- **What is asked**:
Write out the records that appear below, verbatim and complete, but without pictures.

- **Records for processing**:
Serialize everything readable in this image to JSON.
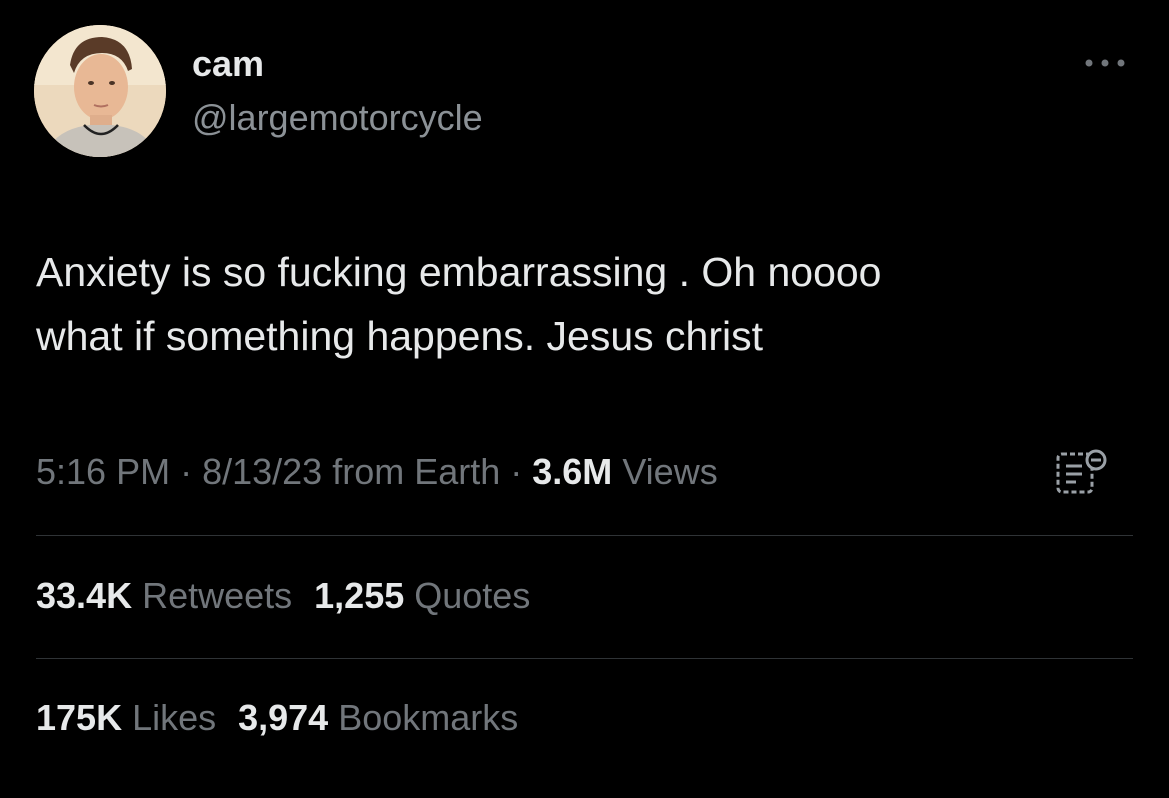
{
  "user": {
    "display_name": "cam",
    "handle": "@largemotorcycle"
  },
  "tweet": {
    "text": "Anxiety is so fucking embarrassing . Oh noooo\nwhat if something happens. Jesus christ"
  },
  "meta": {
    "time": "5:16 PM",
    "sep1": " · ",
    "date": "8/13/23",
    "source": " from Earth",
    "sep2": " · ",
    "views_count": "3.6M",
    "views_label": " Views"
  },
  "stats": {
    "retweets_count": "33.4K",
    "retweets_label": " Retweets",
    "quotes_count": "1,255",
    "quotes_label": " Quotes",
    "likes_count": "175K",
    "likes_label": " Likes",
    "bookmarks_count": "3,974",
    "bookmarks_label": " Bookmarks"
  },
  "icons": {
    "more": "more-icon",
    "analytics": "analytics-icon"
  },
  "colors": {
    "background": "#000000",
    "primary_text": "#e7e9ea",
    "secondary_text": "#71767b",
    "divider": "#2f3336"
  }
}
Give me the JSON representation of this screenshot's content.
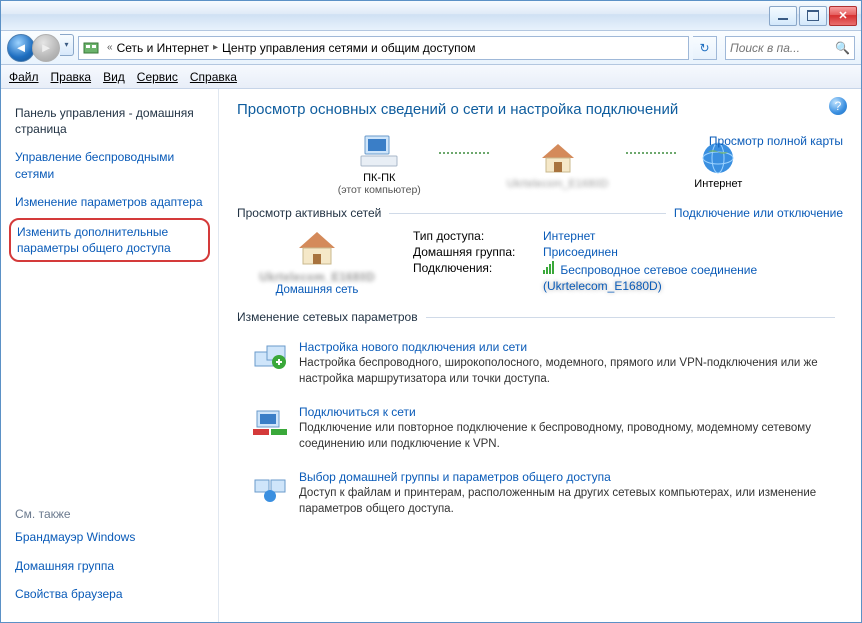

- **Final result**:
Serialize everything readable in this image to JSON.
{
  "user": {
    "display_name": "cam",
    "handle": "@largemotorcycle"
  },
  "tweet": {
    "text": "Anxiety is so fucking embarrassing . Oh noooo\nwhat if something happens. Jesus christ"
  },
  "meta": {
    "time": "5:16 PM",
    "sep1": " · ",
    "date": "8/13/23",
    "source": " from Earth",
    "sep2": " · ",
    "views_count": "3.6M",
    "views_label": " Views"
  },
  "stats": {
    "retweets_count": "33.4K",
    "retweets_label": " Retweets",
    "quotes_count": "1,255",
    "quotes_label": " Quotes",
    "likes_count": "175K",
    "likes_label": " Likes",
    "bookmarks_count": "3,974",
    "bookmarks_label": " Bookmarks"
  },
  "icons": {
    "more": "more-icon",
    "analytics": "analytics-icon"
  },
  "colors": {
    "background": "#000000",
    "primary_text": "#e7e9ea",
    "secondary_text": "#71767b",
    "divider": "#2f3336"
  }
}
Give me the JSON representation of this screenshot's content.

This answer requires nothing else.